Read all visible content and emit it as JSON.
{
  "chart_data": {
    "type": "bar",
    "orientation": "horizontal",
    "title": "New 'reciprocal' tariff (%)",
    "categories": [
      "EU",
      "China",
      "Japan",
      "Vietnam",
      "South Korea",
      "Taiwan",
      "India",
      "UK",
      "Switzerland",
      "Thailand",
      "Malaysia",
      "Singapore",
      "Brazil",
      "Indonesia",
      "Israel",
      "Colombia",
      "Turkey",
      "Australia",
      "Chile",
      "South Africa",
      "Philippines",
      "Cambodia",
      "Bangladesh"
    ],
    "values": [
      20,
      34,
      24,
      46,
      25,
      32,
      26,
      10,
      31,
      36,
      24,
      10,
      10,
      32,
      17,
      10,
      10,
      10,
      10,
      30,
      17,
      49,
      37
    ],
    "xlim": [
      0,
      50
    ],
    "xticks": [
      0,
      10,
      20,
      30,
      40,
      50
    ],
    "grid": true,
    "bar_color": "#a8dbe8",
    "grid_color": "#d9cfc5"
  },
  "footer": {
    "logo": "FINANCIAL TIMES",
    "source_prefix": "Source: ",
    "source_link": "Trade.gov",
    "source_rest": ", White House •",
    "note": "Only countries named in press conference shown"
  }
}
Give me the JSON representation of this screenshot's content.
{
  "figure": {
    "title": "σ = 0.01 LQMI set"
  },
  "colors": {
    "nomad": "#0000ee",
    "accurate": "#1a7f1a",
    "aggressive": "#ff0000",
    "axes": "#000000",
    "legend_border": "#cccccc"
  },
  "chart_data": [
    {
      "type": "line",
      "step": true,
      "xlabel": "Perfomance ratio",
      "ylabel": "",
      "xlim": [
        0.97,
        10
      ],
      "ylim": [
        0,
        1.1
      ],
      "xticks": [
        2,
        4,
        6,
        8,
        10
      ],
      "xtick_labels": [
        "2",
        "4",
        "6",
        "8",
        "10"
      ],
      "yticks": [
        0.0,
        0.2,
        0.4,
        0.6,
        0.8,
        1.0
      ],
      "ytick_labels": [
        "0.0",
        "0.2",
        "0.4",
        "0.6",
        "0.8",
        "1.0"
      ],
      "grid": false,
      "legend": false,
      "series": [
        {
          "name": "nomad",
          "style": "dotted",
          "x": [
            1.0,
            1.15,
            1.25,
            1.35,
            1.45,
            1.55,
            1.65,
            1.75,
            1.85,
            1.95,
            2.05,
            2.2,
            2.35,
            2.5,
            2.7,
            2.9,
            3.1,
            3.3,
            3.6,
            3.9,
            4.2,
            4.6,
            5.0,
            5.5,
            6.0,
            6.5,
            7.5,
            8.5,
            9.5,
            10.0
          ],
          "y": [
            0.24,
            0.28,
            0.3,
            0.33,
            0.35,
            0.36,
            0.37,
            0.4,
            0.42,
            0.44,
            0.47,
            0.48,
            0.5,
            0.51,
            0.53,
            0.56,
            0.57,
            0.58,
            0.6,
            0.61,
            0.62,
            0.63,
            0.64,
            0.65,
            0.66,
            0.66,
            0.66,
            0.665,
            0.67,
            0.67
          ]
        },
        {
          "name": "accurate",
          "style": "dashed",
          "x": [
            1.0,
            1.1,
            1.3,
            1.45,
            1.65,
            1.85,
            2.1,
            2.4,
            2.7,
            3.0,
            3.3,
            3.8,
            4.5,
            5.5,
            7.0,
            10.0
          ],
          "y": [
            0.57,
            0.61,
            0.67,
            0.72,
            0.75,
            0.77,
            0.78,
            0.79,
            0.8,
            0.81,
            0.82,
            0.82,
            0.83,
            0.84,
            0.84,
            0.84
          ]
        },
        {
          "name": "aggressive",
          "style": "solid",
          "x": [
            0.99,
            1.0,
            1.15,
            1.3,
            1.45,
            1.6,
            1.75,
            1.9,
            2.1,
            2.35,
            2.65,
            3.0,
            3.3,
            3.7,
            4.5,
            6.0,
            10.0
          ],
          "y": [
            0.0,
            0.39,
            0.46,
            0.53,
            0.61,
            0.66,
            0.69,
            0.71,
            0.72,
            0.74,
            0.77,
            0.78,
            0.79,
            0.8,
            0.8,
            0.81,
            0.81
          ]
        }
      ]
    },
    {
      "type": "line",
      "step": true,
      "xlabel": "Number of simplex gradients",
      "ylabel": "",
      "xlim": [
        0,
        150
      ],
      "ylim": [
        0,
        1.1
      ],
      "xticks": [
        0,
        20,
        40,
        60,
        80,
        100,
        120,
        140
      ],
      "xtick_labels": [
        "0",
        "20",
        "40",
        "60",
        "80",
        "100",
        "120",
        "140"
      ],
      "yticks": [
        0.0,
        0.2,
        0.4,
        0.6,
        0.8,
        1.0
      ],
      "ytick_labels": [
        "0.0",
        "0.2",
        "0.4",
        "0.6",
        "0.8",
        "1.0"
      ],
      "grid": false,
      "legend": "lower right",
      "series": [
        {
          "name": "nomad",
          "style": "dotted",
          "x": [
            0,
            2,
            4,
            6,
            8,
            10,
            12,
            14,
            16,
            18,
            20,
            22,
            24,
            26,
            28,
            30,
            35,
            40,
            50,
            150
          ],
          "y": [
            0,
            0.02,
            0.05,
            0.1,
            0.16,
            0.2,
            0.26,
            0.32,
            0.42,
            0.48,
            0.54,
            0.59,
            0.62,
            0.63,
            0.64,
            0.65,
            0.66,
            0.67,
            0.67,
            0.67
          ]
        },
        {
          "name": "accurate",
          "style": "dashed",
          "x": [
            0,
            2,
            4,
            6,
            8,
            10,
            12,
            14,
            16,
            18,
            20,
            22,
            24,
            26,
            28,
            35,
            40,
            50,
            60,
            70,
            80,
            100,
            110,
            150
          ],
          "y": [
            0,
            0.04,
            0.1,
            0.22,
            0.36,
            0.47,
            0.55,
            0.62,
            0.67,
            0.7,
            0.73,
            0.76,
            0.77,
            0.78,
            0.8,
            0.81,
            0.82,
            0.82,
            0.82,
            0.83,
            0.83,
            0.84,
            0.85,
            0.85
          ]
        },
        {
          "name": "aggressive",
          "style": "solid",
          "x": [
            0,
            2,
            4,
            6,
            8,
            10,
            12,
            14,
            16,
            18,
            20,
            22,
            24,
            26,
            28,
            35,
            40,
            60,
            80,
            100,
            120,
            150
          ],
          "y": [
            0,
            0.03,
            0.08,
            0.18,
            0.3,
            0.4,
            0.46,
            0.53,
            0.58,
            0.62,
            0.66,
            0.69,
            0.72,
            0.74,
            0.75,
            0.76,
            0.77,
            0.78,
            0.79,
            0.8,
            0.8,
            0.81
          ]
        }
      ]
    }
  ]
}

.....

:: Exercise objective ::
Pick each line holding the word "title" out of the listing.

:: Complete answer ::
    "title": "New 'reciprocal' tariff (%)",
    "title": "σ = 0.01 LQMI set"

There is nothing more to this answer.